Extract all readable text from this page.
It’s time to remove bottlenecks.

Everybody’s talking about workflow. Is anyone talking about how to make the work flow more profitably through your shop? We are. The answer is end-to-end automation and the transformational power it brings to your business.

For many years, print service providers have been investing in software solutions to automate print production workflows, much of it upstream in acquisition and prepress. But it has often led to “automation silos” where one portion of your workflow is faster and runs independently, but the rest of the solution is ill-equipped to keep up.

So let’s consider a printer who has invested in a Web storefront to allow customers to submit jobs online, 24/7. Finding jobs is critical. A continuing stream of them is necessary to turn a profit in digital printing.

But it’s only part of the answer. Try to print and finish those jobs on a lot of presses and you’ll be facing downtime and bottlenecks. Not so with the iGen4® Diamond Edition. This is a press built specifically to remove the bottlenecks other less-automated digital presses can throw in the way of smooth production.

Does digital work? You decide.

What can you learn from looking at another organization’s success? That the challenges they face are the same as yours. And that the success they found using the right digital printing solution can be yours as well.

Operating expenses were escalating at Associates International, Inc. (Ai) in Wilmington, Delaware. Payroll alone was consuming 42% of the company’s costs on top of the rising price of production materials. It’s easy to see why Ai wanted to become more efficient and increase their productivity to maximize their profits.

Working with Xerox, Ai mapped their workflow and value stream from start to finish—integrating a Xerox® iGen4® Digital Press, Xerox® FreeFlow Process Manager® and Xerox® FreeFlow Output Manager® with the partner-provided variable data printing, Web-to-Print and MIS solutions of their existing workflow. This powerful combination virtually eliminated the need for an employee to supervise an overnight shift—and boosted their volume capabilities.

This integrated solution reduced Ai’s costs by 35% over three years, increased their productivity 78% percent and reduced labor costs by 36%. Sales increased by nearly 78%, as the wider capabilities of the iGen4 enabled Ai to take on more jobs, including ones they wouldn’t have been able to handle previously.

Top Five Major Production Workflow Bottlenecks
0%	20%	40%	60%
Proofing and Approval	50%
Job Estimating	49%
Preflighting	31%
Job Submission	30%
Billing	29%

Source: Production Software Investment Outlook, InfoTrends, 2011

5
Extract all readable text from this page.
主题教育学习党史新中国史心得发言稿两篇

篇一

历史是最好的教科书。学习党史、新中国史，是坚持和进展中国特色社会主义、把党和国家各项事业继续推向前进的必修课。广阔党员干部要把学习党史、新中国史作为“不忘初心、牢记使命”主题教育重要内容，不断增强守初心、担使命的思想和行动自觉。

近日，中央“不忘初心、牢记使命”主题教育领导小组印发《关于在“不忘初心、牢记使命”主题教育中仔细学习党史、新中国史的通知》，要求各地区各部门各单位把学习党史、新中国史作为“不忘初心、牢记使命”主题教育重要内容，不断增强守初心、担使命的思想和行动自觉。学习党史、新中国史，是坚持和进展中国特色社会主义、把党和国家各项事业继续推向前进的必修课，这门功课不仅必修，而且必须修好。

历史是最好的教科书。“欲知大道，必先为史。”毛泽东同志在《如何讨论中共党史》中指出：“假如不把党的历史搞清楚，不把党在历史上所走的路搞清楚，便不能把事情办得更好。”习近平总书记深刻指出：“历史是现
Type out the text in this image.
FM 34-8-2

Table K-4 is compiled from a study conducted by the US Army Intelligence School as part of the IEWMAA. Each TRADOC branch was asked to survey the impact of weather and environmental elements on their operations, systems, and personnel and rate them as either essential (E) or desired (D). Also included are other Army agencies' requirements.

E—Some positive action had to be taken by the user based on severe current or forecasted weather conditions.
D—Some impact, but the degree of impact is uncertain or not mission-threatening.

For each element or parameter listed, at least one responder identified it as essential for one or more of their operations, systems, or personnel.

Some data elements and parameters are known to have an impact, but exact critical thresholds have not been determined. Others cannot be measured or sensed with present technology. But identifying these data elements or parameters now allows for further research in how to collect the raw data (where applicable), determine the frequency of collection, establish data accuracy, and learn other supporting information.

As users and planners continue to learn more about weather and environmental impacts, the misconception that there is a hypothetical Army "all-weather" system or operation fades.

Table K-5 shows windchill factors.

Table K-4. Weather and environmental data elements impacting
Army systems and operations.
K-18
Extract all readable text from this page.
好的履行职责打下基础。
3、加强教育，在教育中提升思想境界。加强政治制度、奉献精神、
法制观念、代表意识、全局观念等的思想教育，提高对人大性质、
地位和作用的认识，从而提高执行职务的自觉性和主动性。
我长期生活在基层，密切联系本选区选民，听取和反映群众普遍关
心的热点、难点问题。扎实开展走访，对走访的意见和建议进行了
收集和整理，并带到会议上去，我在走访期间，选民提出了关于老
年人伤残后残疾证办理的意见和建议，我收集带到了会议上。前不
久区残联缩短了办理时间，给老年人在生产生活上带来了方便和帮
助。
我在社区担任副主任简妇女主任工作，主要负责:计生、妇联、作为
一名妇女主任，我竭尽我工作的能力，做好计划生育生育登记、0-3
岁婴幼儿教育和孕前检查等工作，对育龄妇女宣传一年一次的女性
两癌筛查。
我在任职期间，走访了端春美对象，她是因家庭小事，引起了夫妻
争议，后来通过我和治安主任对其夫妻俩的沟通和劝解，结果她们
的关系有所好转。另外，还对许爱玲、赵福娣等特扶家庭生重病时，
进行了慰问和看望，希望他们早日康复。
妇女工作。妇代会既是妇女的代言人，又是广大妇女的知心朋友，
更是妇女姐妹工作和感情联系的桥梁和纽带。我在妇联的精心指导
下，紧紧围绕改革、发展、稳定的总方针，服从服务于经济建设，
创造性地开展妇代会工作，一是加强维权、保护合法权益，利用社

Exercise aim: Reproduce the data in its entirety, matching each character.

Output for this exercise:
Extract all readable text from this page.
It’s time to remove bottlenecks.

Everybody’s talking about workflow. Is anyone talking about how to make the work flow more profitably through your shop? We are. The answer is end-to-end automation and the transformational power it brings to your business.

For many years, print service providers have been investing in software solutions to automate print production workflows, much of it upstream in acquisition and prepress. But it has often led to “automation silos” where one portion of your workflow is faster and runs independently, but the rest of the solution is ill-equipped to keep up.

So let’s consider a printer who has invested in a Web storefront to allow customers to submit jobs online, 24/7. Finding jobs is critical. A continuing stream of them is necessary to turn a profit in digital printing.

But it’s only part of the answer. Try to print and finish those jobs on a lot of presses and you’ll be facing downtime and bottlenecks. Not so with the iGen4® Diamond Edition. This is a press built specifically to remove the bottlenecks other less-automated digital presses can throw in the way of smooth production.

Does digital work? You decide.

What can you learn from looking at another organization’s success? That the challenges they face are the same as yours. And that the success they found using the right digital printing solution can be yours as well.

Operating expenses were escalating at Associates International, Inc. (Ai) in Wilmington, Delaware. Payroll alone was consuming 42% of the company’s costs on top of the rising price of production materials. It’s easy to see why Ai wanted to become more efficient and increase their productivity to maximize their profits.

Working with Xerox, Ai mapped their workflow and value stream from start to finish—integrating a Xerox® iGen4® Digital Press, Xerox® FreeFlow Process Manager® and Xerox® FreeFlow Output Manager® with the partner-provided variable data printing, Web-to-Print and MIS solutions of their existing workflow. This powerful combination virtually eliminated the need for an employee to supervise an overnight shift—and boosted their volume capabilities.

This integrated solution reduced Ai’s costs by 35% over three years, increased their productivity 78% percent and reduced labor costs by 36%. Sales increased by nearly 78%, as the wider capabilities of the iGen4 enabled Ai to take on more jobs, including ones they wouldn’t have been able to handle previously.

Top Five Major Production Workflow Bottlenecks
0%	20%	40%	60%
Proofing and Approval	50%
Job Estimating	49%
Preflighting	31%
Job Submission	30%
Billing	29%

Source: Production Software Investment Outlook, InfoTrends, 2011

5
Extract all readable text from this page.
主题教育学习党史新中国史心得发言稿两篇

篇一

历史是最好的教科书。学习党史、新中国史，是坚持和进展中国特色社会主义、把党和国家各项事业继续推向前进的必修课。广阔党员干部要把学习党史、新中国史作为“不忘初心、牢记使命”主题教育重要内容，不断增强守初心、担使命的思想和行动自觉。

近日，中央“不忘初心、牢记使命”主题教育领导小组印发《关于在“不忘初心、牢记使命”主题教育中仔细学习党史、新中国史的通知》，要求各地区各部门各单位把学习党史、新中国史作为“不忘初心、牢记使命”主题教育重要内容，不断增强守初心、担使命的思想和行动自觉。学习党史、新中国史，是坚持和进展中国特色社会主义、把党和国家各项事业继续推向前进的必修课，这门功课不仅必修，而且必须修好。

历史是最好的教科书。“欲知大道，必先为史。”毛泽东同志在《如何讨论中共党史》中指出：“假如不把党的历史搞清楚，不把党在历史上所走的路搞清楚，便不能把事情办得更好。”习近平总书记深刻指出：“历史是现
Type out the text in this image.
FM 34-8-2

Table K-4 is compiled from a study conducted by the US Army Intelligence School as part of the IEWMAA. Each TRADOC branch was asked to survey the impact of weather and environmental elements on their operations, systems, and personnel and rate them as either essential (E) or desired (D). Also included are other Army agencies' requirements.

E—Some positive action had to be taken by the user based on severe current or forecasted weather conditions.
D—Some impact, but the degree of impact is uncertain or not mission-threatening.

For each element or parameter listed, at least one responder identified it as essential for one or more of their operations, systems, or personnel.

Some data elements and parameters are known to have an impact, but exact critical thresholds have not been determined. Others cannot be measured or sensed with present technology. But identifying these data elements or parameters now allows for further research in how to collect the raw data (where applicable), determine the frequency of collection, establish data accuracy, and learn other supporting information.

As users and planners continue to learn more about weather and environmental impacts, the misconception that there is a hypothetical Army "all-weather" system or operation fades.

Table K-5 shows windchill factors.

Table K-4. Weather and environmental data elements impacting
Army systems and operations.
K-18
Extract all readable text from this page.
好的履行职责打下基础。
3、加强教育，在教育中提升思想境界。加强政治制度、奉献精神、
法制观念、代表意识、全局观念等的思想教育，提高对人大性质、
地位和作用的认识，从而提高执行职务的自觉性和主动性。
我长期生活在基层，密切联系本选区选民，听取和反映群众普遍关
心的热点、难点问题。扎实开展走访，对走访的意见和建议进行了
收集和整理，并带到会议上去，我在走访期间，选民提出了关于老
年人伤残后残疾证办理的意见和建议，我收集带到了会议上。前不
久区残联缩短了办理时间，给老年人在生产生活上带来了方便和帮
助。
我在社区担任副主任简妇女主任工作，主要负责:计生、妇联、作为
一名妇女主任，我竭尽我工作的能力，做好计划生育生育登记、0-3
岁婴幼儿教育和孕前检查等工作，对育龄妇女宣传一年一次的女性
两癌筛查。
我在任职期间，走访了端春美对象，她是因家庭小事，引起了夫妻
争议，后来通过我和治安主任对其夫妻俩的沟通和劝解，结果她们
的关系有所好转。另外，还对许爱玲、赵福娣等特扶家庭生重病时，
进行了慰问和看望，希望他们早日康复。
妇女工作。妇代会既是妇女的代言人，又是广大妇女的知心朋友，
更是妇女姐妹工作和感情联系的桥梁和纽带。我在妇联的精心指导
下，紧紧围绕改革、发展、稳定的总方针，服从服务于经济建设，
创造性地开展妇代会工作，一是加强维权、保护合法权益，利用社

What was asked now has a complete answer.